[Dataset items]
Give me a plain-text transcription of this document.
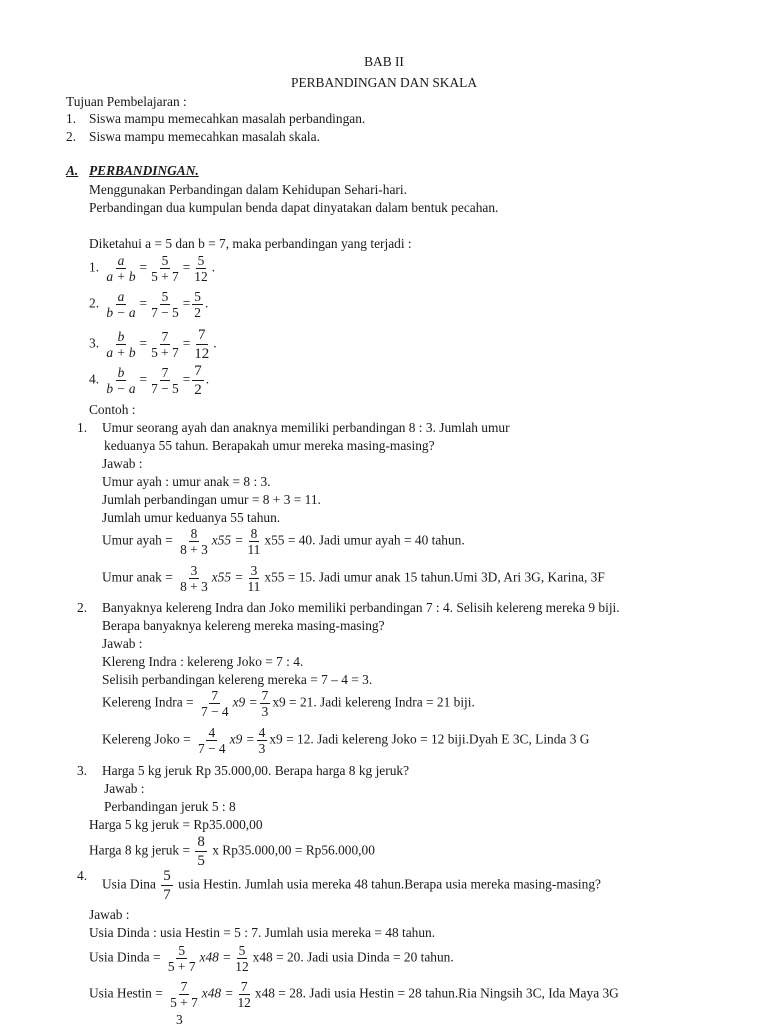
BAB II
PERBANDINGAN DAN SKALA
Tujuan Pembelajaran :
1. Siswa mampu memecahkan masalah perbandingan.
2. Siswa mampu memecahkan masalah skala.
A. PERBANDINGAN.
Menggunakan Perbandingan dalam Kehidupan Sehari-hari.
Perbandingan dua kumpulan benda dapat dinyatakan dalam bentuk pecahan.
Diketahui a = 5 dan b = 7, maka perbandingan yang terjadi :
1. $\frac{a}{a + b} = \frac{5}{5 + 7} = \frac{5}{12}$ .
2. $\frac{a}{b - a} = \frac{5}{7 - 5} = \frac{5}{2}$ .
3. $\frac{b}{a + b} = \frac{7}{5 + 7} = \frac{7}{12}$ .
4. $\frac{b}{b - a} = \frac{7}{7 - 5} = \frac{7}{2}$ .
Contoh :
1. Umur seorang ayah dan anaknya memiliki perbandingan 8 : 3. Jumlah umur
keduanya 55 tahun. Berapakah umur mereka masing-masing?
Jawab :
Umur ayah : umur anak = 8 : 3.
Jumlah perbandingan umur = 8 + 3 = 11.
Jumlah umur keduanya 55 tahun.
Umur ayah = $\frac{8}{8 + 3} x55 = \frac{8}{11} x55 = 40$. Jadi umur ayah = 40 tahun.
Umur anak = $\frac{3}{8 + 3} x55 = \frac{3}{11} x55 = 15$. Jadi umur anak 15 tahun.Umi 3D, Ari 3G, Karina, 3F
2. Banyaknya kelereng Indra dan Joko memiliki perbandingan 7 : 4. Selisih kelereng mereka 9 biji.
Berapa banyaknya kelereng mereka masing-masing?
Jawab :
Klereng Indra : kelereng Joko = 7 : 4.
Selisih perbandingan kelereng mereka = 7 – 4 = 3.
Kelereng Indra = $\frac{7}{7 - 4} x9 = \frac{7}{3} x9 = 21$. Jadi kelereng Indra = 21 biji.
Kelereng Joko = $\frac{4}{7 - 4} x9 = \frac{4}{3} x9 = 12$. Jadi kelereng Joko = 12 biji.Dyah E 3C, Linda 3 G
3. Harga 5 kg jeruk Rp 35.000,00. Berapa harga 8 kg jeruk?
Jawab :
Perbandingan jeruk 5 : 8
Harga 5 kg jeruk = Rp35.000,00
Harga 8 kg jeruk = $\frac{8}{5}$ x Rp35.000,00 = Rp56.000,00
4.
Usia Dina $\frac{5}{7}$ usia Hestin. Jumlah usia mereka 48 tahun.Berapa usia mereka masing-masing?
Jawab :
Usia Dinda : usia Hestin = 5 : 7. Jumlah usia mereka = 48 tahun.
Usia Dinda = $\frac{5}{5 + 7} x48 = \frac{5}{12} x48 = 20$. Jadi usia Dinda = 20 tahun.
Usia Hestin = $\frac{7}{5 + 7} x48 = \frac{7}{12} x48 = 28$. Jadi usia Hestin = 28 tahun.Ria Ningsih 3C, Ida Maya 3G
3
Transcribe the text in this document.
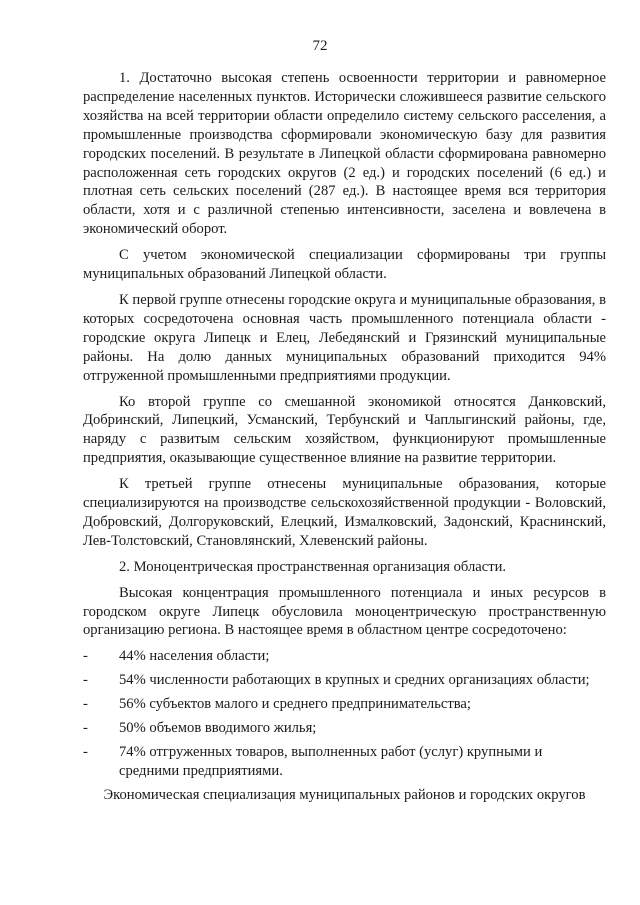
72

1. Достаточно высокая степень освоенности территории и равномерное распределение населенных пунктов. Исторически сложившееся развитие сельского хозяйства на всей территории области определило систему сельского расселения, а промышленные производства сформировали экономическую базу для развития городских поселений. В результате в Липецкой области сформирована равномерно расположенная сеть городских округов (2 ед.) и городских поселений (6 ед.) и плотная сеть сельских поселений (287 ед.). В настоящее время вся территория области, хотя и с различной степенью интенсивности, заселена и вовлечена в экономический оборот.

С учетом экономической специализации сформированы три группы муниципальных образований Липецкой области.

К первой группе отнесены городские округа и муниципальные образования, в которых сосредоточена основная часть промышленного потенциала области - городские округа Липецк и Елец, Лебедянский и Грязинский муниципальные районы. На долю данных муниципальных образований приходится 94% отгруженной промышленными предприятиями продукции.

Ко второй группе со смешанной экономикой относятся Данковский, Добринский, Липецкий, Усманский, Тербунский и Чаплыгинский районы, где, наряду с развитым сельским хозяйством, функционируют промышленные предприятия, оказывающие существенное влияние на развитие территории.

К третьей группе отнесены муниципальные образования, которые специализируются на производстве сельскохозяйственной продукции - Воловский, Добровский, Долгоруковский, Елецкий, Измалковский, Задонский, Краснинский, Лев-Толстовский, Становлянский, Хлевенский районы.

2. Моноцентрическая пространственная организация области.

Высокая концентрация промышленного потенциала и иных ресурсов в городском округе Липецк обусловила моноцентрическую пространственную организацию региона. В настоящее время в областном центре сосредоточено:

-	44% населения области;
-	54% численности работающих в крупных и средних организациях области;
-	56% субъектов малого и среднего предпринимательства;
-	50% объемов вводимого жилья;
-	74% отгруженных товаров, выполненных работ (услуг) крупными и средними предприятиями.

Экономическая специализация муниципальных районов и городских округов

• [DESCRIPTION OF THE TASK]: Retype all entries exactly as they appear, dropping the images.

• [EXERCISE RESULT]:
Give me a plain-text transcription of this document.
BAB II
PERBANDINGAN DAN SKALA
Tujuan Pembelajaran :
1. Siswa mampu memecahkan masalah perbandingan.
2. Siswa mampu memecahkan masalah skala.
A. PERBANDINGAN.
Menggunakan Perbandingan dalam Kehidupan Sehari-hari.
Perbandingan dua kumpulan benda dapat dinyatakan dalam bentuk pecahan.
Diketahui a = 5 dan b = 7, maka perbandingan yang terjadi :
1. $\frac{a}{a + b} = \frac{5}{5 + 7} = \frac{5}{12}$ .
2. $\frac{a}{b - a} = \frac{5}{7 - 5} = \frac{5}{2}$ .
3. $\frac{b}{a + b} = \frac{7}{5 + 7} = \frac{7}{12}$ .
4. $\frac{b}{b - a} = \frac{7}{7 - 5} = \frac{7}{2}$ .
Contoh :
1. Umur seorang ayah dan anaknya memiliki perbandingan 8 : 3. Jumlah umur
keduanya 55 tahun. Berapakah umur mereka masing-masing?
Jawab :
Umur ayah : umur anak = 8 : 3.
Jumlah perbandingan umur = 8 + 3 = 11.
Jumlah umur keduanya 55 tahun.
Umur ayah = $\frac{8}{8 + 3} x55 = \frac{8}{11} x55 = 40$. Jadi umur ayah = 40 tahun.
Umur anak = $\frac{3}{8 + 3} x55 = \frac{3}{11} x55 = 15$. Jadi umur anak 15 tahun.Umi 3D, Ari 3G, Karina, 3F
2. Banyaknya kelereng Indra dan Joko memiliki perbandingan 7 : 4. Selisih kelereng mereka 9 biji.
Berapa banyaknya kelereng mereka masing-masing?
Jawab :
Klereng Indra : kelereng Joko = 7 : 4.
Selisih perbandingan kelereng mereka = 7 – 4 = 3.
Kelereng Indra = $\frac{7}{7 - 4} x9 = \frac{7}{3} x9 = 21$. Jadi kelereng Indra = 21 biji.
Kelereng Joko = $\frac{4}{7 - 4} x9 = \frac{4}{3} x9 = 12$. Jadi kelereng Joko = 12 biji.Dyah E 3C, Linda 3 G
3. Harga 5 kg jeruk Rp 35.000,00. Berapa harga 8 kg jeruk?
Jawab :
Perbandingan jeruk 5 : 8
Harga 5 kg jeruk = Rp35.000,00
Harga 8 kg jeruk = $\frac{8}{5}$ x Rp35.000,00 = Rp56.000,00
4.
Usia Dina $\frac{5}{7}$ usia Hestin. Jumlah usia mereka 48 tahun.Berapa usia mereka masing-masing?
Jawab :
Usia Dinda : usia Hestin = 5 : 7. Jumlah usia mereka = 48 tahun.
Usia Dinda = $\frac{5}{5 + 7} x48 = \frac{5}{12} x48 = 20$. Jadi usia Dinda = 20 tahun.
Usia Hestin = $\frac{7}{5 + 7} x48 = \frac{7}{12} x48 = 28$. Jadi usia Hestin = 28 tahun.Ria Ningsih 3C, Ida Maya 3G
3
Transcribe the text in this document.
72

1. Достаточно высокая степень освоенности территории и равномерное распределение населенных пунктов. Исторически сложившееся развитие сельского хозяйства на всей территории области определило систему сельского расселения, а промышленные производства сформировали экономическую базу для развития городских поселений. В результате в Липецкой области сформирована равномерно расположенная сеть городских округов (2 ед.) и городских поселений (6 ед.) и плотная сеть сельских поселений (287 ед.). В настоящее время вся территория области, хотя и с различной степенью интенсивности, заселена и вовлечена в экономический оборот.

С учетом экономической специализации сформированы три группы муниципальных образований Липецкой области.

К первой группе отнесены городские округа и муниципальные образования, в которых сосредоточена основная часть промышленного потенциала области - городские округа Липецк и Елец, Лебедянский и Грязинский муниципальные районы. На долю данных муниципальных образований приходится 94% отгруженной промышленными предприятиями продукции.

Ко второй группе со смешанной экономикой относятся Данковский, Добринский, Липецкий, Усманский, Тербунский и Чаплыгинский районы, где, наряду с развитым сельским хозяйством, функционируют промышленные предприятия, оказывающие существенное влияние на развитие территории.

К третьей группе отнесены муниципальные образования, которые специализируются на производстве сельскохозяйственной продукции - Воловский, Добровский, Долгоруковский, Елецкий, Измалковский, Задонский, Краснинский, Лев-Толстовский, Становлянский, Хлевенский районы.

2. Моноцентрическая пространственная организация области.

Высокая концентрация промышленного потенциала и иных ресурсов в городском округе Липецк обусловила моноцентрическую пространственную организацию региона. В настоящее время в областном центре сосредоточено:

-	44% населения области;
-	54% численности работающих в крупных и средних организациях области;
-	56% субъектов малого и среднего предпринимательства;
-	50% объемов вводимого жилья;
-	74% отгруженных товаров, выполненных работ (услуг) крупными и средними предприятиями.

Экономическая специализация муниципальных районов и городских округов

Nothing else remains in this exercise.